= WHAT TO DO =
Your task is to extract every line from the material below exactly.
═══ SUPPLIED DATA ═══
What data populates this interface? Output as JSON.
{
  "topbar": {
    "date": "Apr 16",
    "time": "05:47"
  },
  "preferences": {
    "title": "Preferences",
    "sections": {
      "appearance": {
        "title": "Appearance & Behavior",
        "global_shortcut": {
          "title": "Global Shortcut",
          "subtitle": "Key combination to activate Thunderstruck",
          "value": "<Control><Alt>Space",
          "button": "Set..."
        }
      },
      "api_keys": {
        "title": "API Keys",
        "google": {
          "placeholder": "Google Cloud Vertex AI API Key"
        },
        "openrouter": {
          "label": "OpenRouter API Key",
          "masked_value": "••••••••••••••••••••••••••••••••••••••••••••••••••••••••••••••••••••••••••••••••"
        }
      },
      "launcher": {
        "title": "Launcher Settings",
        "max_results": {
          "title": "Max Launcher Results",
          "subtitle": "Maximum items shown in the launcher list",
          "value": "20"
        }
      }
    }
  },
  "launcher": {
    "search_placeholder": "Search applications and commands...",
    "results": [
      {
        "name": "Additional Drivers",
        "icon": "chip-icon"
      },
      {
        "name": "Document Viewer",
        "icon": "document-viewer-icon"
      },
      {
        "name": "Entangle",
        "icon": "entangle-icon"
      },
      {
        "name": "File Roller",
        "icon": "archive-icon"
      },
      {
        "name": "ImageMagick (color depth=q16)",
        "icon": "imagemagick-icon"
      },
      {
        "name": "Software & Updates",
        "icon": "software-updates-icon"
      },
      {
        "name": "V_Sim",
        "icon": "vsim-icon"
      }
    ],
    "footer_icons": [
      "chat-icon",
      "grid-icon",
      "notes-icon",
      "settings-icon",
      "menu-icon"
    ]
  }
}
═══
= EXERCISE OUTPUT =
What data populates this interface? Output as JSON.
{
  "topbar": {
    "date": "Apr 16",
    "time": "05:47"
  },
  "preferences": {
    "title": "Preferences",
    "sections": {
      "appearance": {
        "title": "Appearance & Behavior",
        "global_shortcut": {
          "title": "Global Shortcut",
          "subtitle": "Key combination to activate Thunderstruck",
          "value": "<Control><Alt>Space",
          "button": "Set..."
        }
      },
      "api_keys": {
        "title": "API Keys",
        "google": {
          "placeholder": "Google Cloud Vertex AI API Key"
        },
        "openrouter": {
          "label": "OpenRouter API Key",
          "masked_value": "••••••••••••••••••••••••••••••••••••••••••••••••••••••••••••••••••••••••••••••••"
        }
      },
      "launcher": {
        "title": "Launcher Settings",
        "max_results": {
          "title": "Max Launcher Results",
          "subtitle": "Maximum items shown in the launcher list",
          "value": "20"
        }
      }
    }
  },
  "launcher": {
    "search_placeholder": "Search applications and commands...",
    "results": [
      {
        "name": "Additional Drivers",
        "icon": "chip-icon"
      },
      {
        "name": "Document Viewer",
        "icon": "document-viewer-icon"
      },
      {
        "name": "Entangle",
        "icon": "entangle-icon"
      },
      {
        "name": "File Roller",
        "icon": "archive-icon"
      },
      {
        "name": "ImageMagick (color depth=q16)",
        "icon": "imagemagick-icon"
      },
      {
        "name": "Software & Updates",
        "icon": "software-updates-icon"
      },
      {
        "name": "V_Sim",
        "icon": "vsim-icon"
      }
    ],
    "footer_icons": [
      "chat-icon",
      "grid-icon",
      "notes-icon",
      "settings-icon",
      "menu-icon"
    ]
  }
}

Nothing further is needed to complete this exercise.